Instructions to follow>
Copy out all lines with the word "Urządzenie" in them.

(Collection entries)
• • • • •

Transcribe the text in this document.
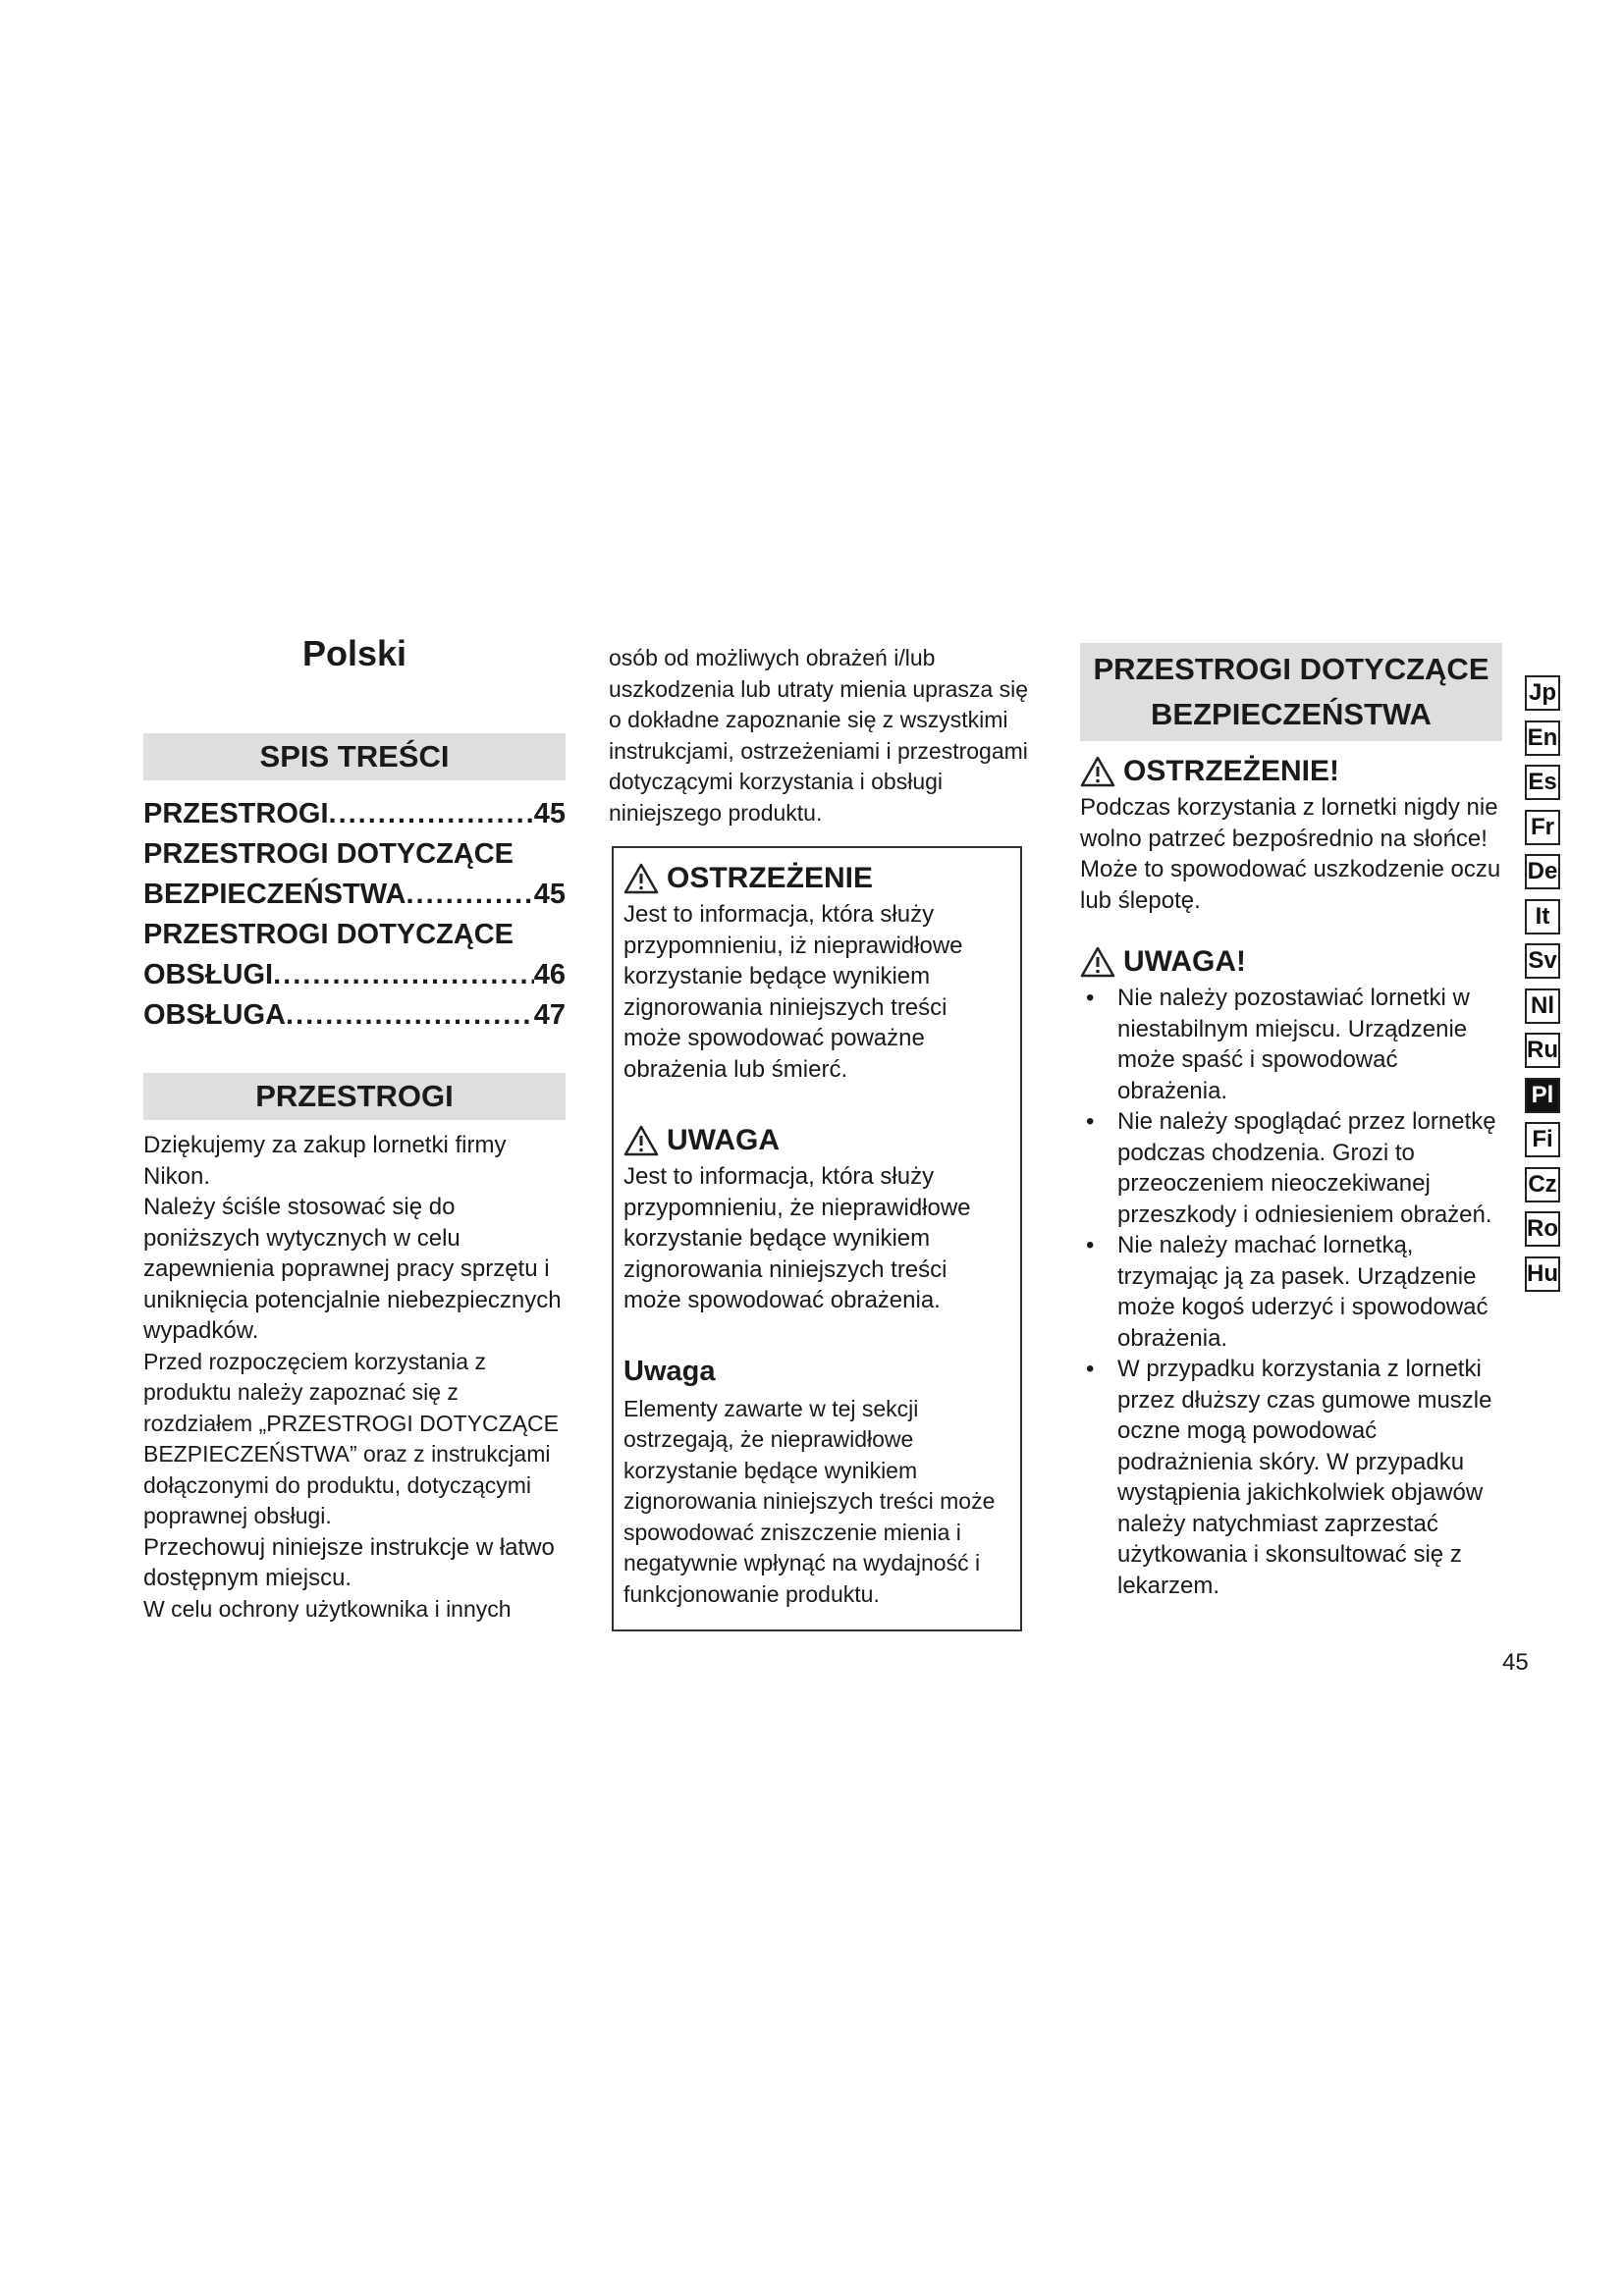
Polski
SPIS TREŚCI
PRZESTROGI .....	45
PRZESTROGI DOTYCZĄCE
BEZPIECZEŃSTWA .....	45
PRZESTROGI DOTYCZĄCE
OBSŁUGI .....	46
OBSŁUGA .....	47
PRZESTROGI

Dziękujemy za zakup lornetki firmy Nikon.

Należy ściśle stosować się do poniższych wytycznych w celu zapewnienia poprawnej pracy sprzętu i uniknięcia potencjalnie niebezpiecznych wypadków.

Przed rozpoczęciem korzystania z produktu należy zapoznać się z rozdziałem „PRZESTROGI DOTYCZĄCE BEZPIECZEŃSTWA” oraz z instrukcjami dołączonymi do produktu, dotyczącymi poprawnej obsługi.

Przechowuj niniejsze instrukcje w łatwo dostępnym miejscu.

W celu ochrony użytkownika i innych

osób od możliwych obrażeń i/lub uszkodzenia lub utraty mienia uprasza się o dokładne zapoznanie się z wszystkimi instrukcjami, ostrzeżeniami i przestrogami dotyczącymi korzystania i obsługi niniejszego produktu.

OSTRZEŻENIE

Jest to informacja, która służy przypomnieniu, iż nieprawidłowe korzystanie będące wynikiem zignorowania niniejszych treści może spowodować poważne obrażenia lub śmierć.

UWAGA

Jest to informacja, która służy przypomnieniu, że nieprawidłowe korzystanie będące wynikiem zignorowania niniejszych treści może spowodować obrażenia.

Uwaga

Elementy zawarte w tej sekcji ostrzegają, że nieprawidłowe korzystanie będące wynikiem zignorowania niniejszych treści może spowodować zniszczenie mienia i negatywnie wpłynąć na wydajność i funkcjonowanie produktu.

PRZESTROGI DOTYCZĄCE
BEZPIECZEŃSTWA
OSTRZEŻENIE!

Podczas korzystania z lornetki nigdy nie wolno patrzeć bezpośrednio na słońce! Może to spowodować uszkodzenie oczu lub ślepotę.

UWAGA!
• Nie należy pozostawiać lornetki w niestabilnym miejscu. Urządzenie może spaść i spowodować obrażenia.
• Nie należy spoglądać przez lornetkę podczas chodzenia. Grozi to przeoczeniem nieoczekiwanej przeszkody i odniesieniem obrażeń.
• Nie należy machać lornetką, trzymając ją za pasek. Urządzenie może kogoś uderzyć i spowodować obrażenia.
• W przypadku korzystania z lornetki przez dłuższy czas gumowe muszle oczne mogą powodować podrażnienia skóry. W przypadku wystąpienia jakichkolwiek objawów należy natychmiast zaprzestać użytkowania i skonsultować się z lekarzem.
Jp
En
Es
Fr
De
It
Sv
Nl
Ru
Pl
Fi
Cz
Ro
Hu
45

• • • • •

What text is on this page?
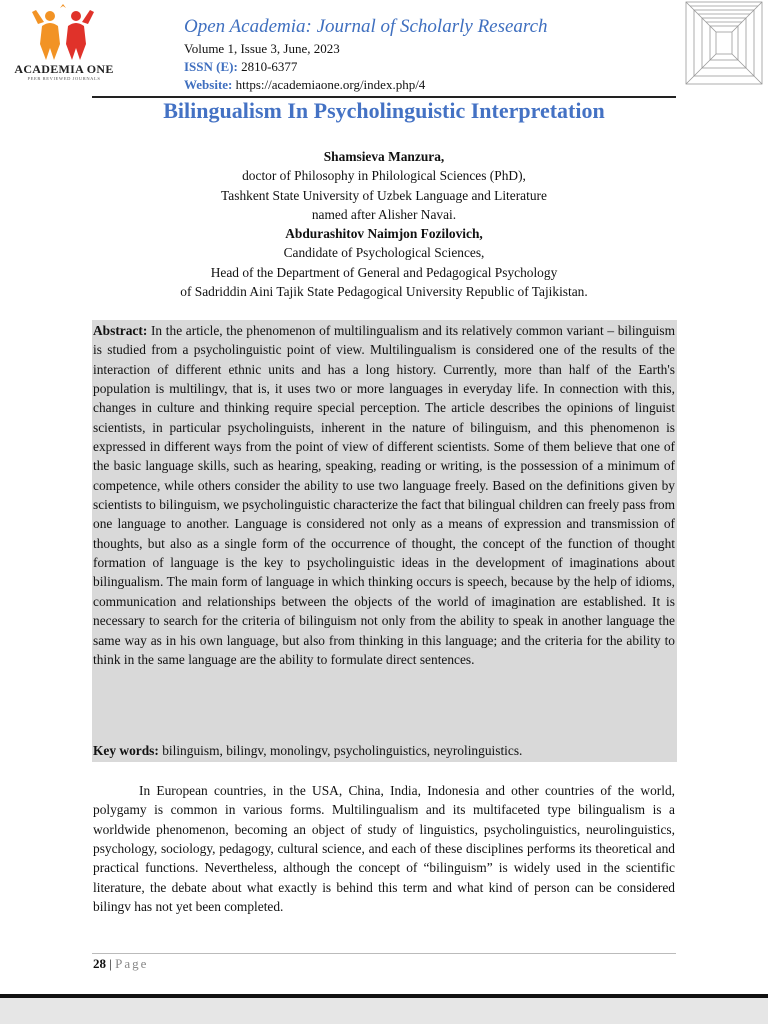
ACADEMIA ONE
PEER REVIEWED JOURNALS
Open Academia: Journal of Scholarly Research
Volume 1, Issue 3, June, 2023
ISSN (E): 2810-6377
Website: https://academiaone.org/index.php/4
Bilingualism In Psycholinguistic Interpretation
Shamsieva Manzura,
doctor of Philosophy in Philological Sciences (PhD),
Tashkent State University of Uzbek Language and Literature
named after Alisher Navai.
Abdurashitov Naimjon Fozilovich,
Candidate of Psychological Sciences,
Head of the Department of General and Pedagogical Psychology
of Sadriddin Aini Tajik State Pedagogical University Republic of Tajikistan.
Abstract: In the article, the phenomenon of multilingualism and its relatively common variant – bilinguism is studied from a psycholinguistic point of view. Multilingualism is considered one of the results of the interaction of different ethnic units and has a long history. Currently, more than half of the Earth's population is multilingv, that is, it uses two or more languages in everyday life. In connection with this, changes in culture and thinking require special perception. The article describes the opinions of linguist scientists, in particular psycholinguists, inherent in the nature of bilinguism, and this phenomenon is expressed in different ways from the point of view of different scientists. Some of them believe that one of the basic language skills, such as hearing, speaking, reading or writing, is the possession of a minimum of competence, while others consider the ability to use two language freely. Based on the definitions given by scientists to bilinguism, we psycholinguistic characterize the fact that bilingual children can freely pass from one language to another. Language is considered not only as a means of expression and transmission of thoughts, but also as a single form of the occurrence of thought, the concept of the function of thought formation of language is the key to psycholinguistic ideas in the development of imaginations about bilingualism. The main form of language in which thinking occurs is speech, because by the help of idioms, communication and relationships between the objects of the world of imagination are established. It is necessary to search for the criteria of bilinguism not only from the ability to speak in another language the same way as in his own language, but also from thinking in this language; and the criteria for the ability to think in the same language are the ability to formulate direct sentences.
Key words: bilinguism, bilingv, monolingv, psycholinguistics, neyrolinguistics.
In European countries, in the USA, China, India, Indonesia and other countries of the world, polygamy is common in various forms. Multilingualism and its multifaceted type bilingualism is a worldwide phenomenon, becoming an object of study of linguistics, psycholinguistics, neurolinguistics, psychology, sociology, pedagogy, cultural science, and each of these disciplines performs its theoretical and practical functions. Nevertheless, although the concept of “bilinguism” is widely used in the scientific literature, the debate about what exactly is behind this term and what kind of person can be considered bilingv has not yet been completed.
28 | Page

• • • • •

Task result>
• Nie należy pozostawiać lornetki w niestabilnym miejscu. Urządzenie może spaść i spowodować obrażenia.
• Nie należy machać lornetką, trzymając ją za pasek. Urządzenie może kogoś uderzyć i spowodować obrażenia.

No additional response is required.